**Task instructions**
Filter the records below down to every line that contains the string "selected", and copy each of those lines in full. Treat the match as case-sensitive.
___ Information provided
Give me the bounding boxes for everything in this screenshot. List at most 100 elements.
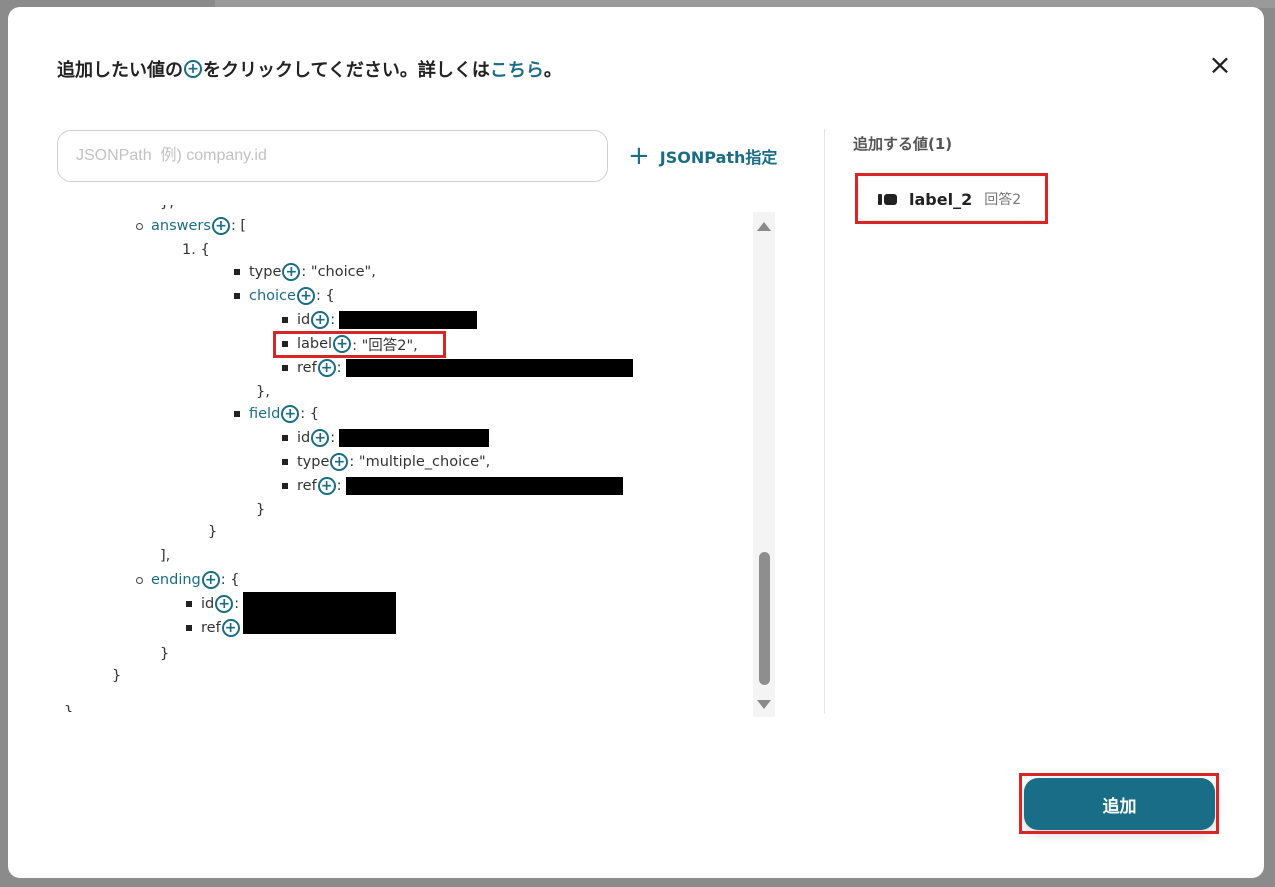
jsonpath-search-input[interactable] <box>57 130 608 182</box>
square-bullet-icon <box>186 625 192 631</box>
type-key: type <box>249 264 282 280</box>
dialog-title: 追加したい値の + をクリックしてください。詳しくは こちら 。 <box>57 57 562 81</box>
colon: : <box>330 312 336 328</box>
tree-line-field: field + : { <box>234 403 319 425</box>
tree-line-choice-id: id + : <box>282 309 478 331</box>
jsonpath-specify-button[interactable]: + JSONPath指定 <box>628 143 777 169</box>
ending-suffix: : { <box>220 572 240 588</box>
square-bullet-icon <box>234 269 240 275</box>
choice-key: choice <box>249 288 296 304</box>
add-button[interactable]: 追加 <box>1024 778 1215 830</box>
field-suffix: : { <box>300 406 320 422</box>
ending-ref-key: ref <box>201 620 221 636</box>
tree-line-root-close: } <box>112 665 121 687</box>
answers-suffix: : [ <box>230 218 247 234</box>
title-text-before: 追加したい値の <box>57 60 183 81</box>
tree-line-ending: ending + : { <box>136 569 239 591</box>
tree-line-field-ref: ref + : <box>282 475 623 497</box>
close-brace-comma: }, <box>256 384 270 400</box>
tree-line-answers-close: ], <box>160 545 170 567</box>
selected-value-label: label_2 <box>909 189 973 209</box>
colon: : <box>330 430 336 446</box>
help-link[interactable]: こちら <box>490 56 544 82</box>
choice-label-key: label <box>297 336 333 352</box>
circle-bullet-icon <box>136 222 143 230</box>
tree-line-choice: choice + : { <box>234 285 335 307</box>
square-bullet-icon <box>186 601 192 607</box>
tree-line-choice-label: label + : "回答2", <box>282 333 418 355</box>
choice-label-value: : "回答2", <box>352 337 418 354</box>
ending-field-list: id + : ref + <box>186 593 241 639</box>
circle-bullet-icon <box>136 576 143 584</box>
add-field-ref-icon[interactable]: + <box>317 477 336 495</box>
redacted-block <box>339 429 490 447</box>
tree-line-choice-close: }, <box>256 381 270 403</box>
selected-value-chip[interactable]: label_2 回答2 <box>860 178 1044 220</box>
field-id-key: id <box>297 430 311 446</box>
close-icon[interactable]: × <box>1206 51 1234 79</box>
choice-ref-key: ref <box>297 360 317 376</box>
json-tree: }, answers + : [ 1. { type + : "choice",… <box>48 205 748 712</box>
close-brace: } <box>256 502 266 518</box>
add-answers-icon[interactable]: + <box>211 217 230 235</box>
field-key: field <box>249 406 281 422</box>
field-ref-key: ref <box>297 478 317 494</box>
add-ending-icon[interactable]: + <box>201 571 220 589</box>
square-bullet-icon <box>282 483 288 489</box>
ending-ref-row: ref + <box>186 617 241 639</box>
redacted-block <box>339 311 478 329</box>
add-field-icon[interactable]: + <box>281 405 300 423</box>
redacted-block <box>242 592 396 634</box>
field-type-key: type <box>297 454 330 470</box>
square-bullet-icon <box>234 411 240 417</box>
add-field-id-icon[interactable]: + <box>311 429 330 447</box>
add-ending-id-icon[interactable]: + <box>215 595 234 613</box>
tree-line-item-index: 1. { <box>182 239 210 261</box>
item-index-text: 1. { <box>182 242 210 258</box>
field-type-value: : "multiple_choice", <box>349 454 491 470</box>
colon: : <box>336 360 342 376</box>
tree-line-choice-ref: ref + : <box>282 357 633 379</box>
close-brace: } <box>208 524 218 540</box>
tree-line-field-type: type + : "multiple_choice", <box>282 451 490 473</box>
value-type-icon <box>878 193 897 205</box>
tree-line-ending-close: } <box>160 643 169 665</box>
tree-line-field-close: } <box>256 499 265 521</box>
tree-scrollbar[interactable] <box>753 212 775 717</box>
tree-line-item-close: } <box>208 521 217 543</box>
add-choice-label-icon[interactable]: + <box>333 335 352 353</box>
add-choice-ref-icon[interactable]: + <box>317 359 336 377</box>
scroll-thumb[interactable] <box>759 552 770 685</box>
choice-id-key: id <box>297 312 311 328</box>
type-value: : "choice", <box>301 264 376 280</box>
answers-key: answers <box>151 218 211 234</box>
colon: : <box>234 596 240 612</box>
tree-line-partial-bottom: } <box>64 704 73 712</box>
close-bracket-comma: ], <box>160 548 171 564</box>
add-field-type-icon[interactable]: + <box>330 453 349 471</box>
panel-divider <box>824 129 825 714</box>
square-bullet-icon <box>282 435 288 441</box>
tree-line-type: type + : "choice", <box>234 261 376 283</box>
square-bullet-icon <box>234 293 240 299</box>
add-value-dialog: 追加したい値の + をクリックしてください。詳しくは こちら 。 × + JSO… <box>8 7 1264 878</box>
add-circle-icon: + <box>184 60 202 78</box>
redacted-block <box>345 359 633 377</box>
ending-key: ending <box>151 572 201 588</box>
tree-line-field-id: id + : <box>282 427 490 449</box>
square-bullet-icon <box>282 459 288 465</box>
tree-line-partial-top: }, <box>160 205 174 210</box>
square-bullet-icon <box>282 341 288 347</box>
add-choice-id-icon[interactable]: + <box>311 311 330 329</box>
colon: : <box>336 478 342 494</box>
scroll-down-arrow-icon[interactable] <box>757 700 771 709</box>
jsonpath-specify-label: JSONPath指定 <box>659 148 778 167</box>
close-brace: } <box>160 646 170 662</box>
selected-values-title: 追加する値(1) <box>853 135 953 153</box>
add-choice-icon[interactable]: + <box>296 287 315 305</box>
add-ending-ref-icon[interactable]: + <box>221 619 240 637</box>
plus-icon: + <box>628 141 650 171</box>
scroll-up-arrow-icon[interactable] <box>757 222 771 231</box>
add-type-icon[interactable]: + <box>282 263 301 281</box>
title-text-end: 。 <box>543 60 562 81</box>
______
**Final answer**
selected-value-label: label_2 <box>909 189 973 209</box>
selected-value-chip[interactable]: label_2 回答2 <box>860 178 1044 220</box>
selected-values-title: 追加する値(1) <box>853 135 953 153</box>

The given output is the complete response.